## JOB
Go through the listing below and gather every line with the word "Watercolor".

--- INFORMATION PROVIDED ---

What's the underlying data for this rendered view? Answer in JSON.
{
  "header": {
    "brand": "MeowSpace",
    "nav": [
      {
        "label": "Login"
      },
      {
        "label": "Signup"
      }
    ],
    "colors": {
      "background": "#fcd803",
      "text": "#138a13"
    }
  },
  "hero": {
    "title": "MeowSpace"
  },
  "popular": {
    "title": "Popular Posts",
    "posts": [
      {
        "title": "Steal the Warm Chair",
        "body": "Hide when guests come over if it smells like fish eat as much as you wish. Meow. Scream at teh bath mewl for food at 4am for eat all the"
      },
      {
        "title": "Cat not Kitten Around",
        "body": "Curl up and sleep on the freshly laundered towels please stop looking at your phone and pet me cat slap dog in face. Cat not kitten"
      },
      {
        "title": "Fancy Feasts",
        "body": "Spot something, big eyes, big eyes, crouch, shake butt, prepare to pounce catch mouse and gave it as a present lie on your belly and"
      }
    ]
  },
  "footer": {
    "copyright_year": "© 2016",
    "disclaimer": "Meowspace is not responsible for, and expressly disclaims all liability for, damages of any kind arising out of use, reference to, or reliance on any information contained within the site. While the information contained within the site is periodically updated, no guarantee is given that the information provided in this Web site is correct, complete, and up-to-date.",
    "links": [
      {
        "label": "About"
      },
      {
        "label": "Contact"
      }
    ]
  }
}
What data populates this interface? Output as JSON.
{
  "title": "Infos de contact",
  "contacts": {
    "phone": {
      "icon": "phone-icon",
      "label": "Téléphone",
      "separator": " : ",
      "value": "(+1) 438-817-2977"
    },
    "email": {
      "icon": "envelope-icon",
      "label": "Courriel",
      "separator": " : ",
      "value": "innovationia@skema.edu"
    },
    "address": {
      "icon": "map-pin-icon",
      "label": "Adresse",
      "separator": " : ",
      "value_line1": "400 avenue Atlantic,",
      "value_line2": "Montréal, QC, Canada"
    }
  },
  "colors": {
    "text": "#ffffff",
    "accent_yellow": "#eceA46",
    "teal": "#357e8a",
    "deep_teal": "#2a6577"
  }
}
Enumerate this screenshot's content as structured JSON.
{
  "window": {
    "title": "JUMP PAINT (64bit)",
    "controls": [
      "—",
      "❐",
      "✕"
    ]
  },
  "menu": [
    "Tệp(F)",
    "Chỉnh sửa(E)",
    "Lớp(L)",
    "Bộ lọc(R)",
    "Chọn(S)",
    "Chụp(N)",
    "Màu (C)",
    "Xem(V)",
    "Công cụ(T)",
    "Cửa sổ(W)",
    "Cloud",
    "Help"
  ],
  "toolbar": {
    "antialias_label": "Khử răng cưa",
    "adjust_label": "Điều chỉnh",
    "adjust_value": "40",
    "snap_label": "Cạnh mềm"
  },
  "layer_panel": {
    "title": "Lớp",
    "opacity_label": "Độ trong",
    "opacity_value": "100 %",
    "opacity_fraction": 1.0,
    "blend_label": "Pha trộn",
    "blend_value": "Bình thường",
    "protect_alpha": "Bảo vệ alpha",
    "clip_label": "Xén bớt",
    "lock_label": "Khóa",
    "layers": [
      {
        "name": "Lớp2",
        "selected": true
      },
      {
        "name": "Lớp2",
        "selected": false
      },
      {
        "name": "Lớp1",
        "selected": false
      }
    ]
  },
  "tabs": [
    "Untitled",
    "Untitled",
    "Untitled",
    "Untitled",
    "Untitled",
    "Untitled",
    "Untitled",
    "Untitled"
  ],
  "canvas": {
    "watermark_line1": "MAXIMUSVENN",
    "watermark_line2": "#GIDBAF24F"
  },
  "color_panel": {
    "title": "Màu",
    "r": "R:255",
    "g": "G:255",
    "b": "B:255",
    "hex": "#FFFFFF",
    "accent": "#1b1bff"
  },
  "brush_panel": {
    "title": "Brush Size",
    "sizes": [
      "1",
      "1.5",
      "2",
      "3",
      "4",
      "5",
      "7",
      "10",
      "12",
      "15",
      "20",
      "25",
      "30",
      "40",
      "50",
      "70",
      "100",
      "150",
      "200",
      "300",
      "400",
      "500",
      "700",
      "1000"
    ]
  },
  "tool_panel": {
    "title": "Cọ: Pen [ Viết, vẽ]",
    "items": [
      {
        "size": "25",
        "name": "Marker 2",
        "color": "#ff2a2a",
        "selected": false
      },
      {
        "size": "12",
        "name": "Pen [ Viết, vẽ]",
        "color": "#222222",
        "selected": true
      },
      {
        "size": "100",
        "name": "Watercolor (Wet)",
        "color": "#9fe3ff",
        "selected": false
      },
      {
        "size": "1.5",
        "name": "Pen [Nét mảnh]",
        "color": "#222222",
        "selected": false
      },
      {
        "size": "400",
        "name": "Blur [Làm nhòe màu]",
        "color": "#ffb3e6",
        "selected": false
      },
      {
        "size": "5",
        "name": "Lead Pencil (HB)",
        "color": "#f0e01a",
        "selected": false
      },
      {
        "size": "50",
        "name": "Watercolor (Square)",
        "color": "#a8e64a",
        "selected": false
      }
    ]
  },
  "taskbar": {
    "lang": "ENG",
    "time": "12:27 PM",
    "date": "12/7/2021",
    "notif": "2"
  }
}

---

## SOLUTION TO THIS EXERCISE
        "name": "Watercolor (Wet)",
        "name": "Watercolor (Square)",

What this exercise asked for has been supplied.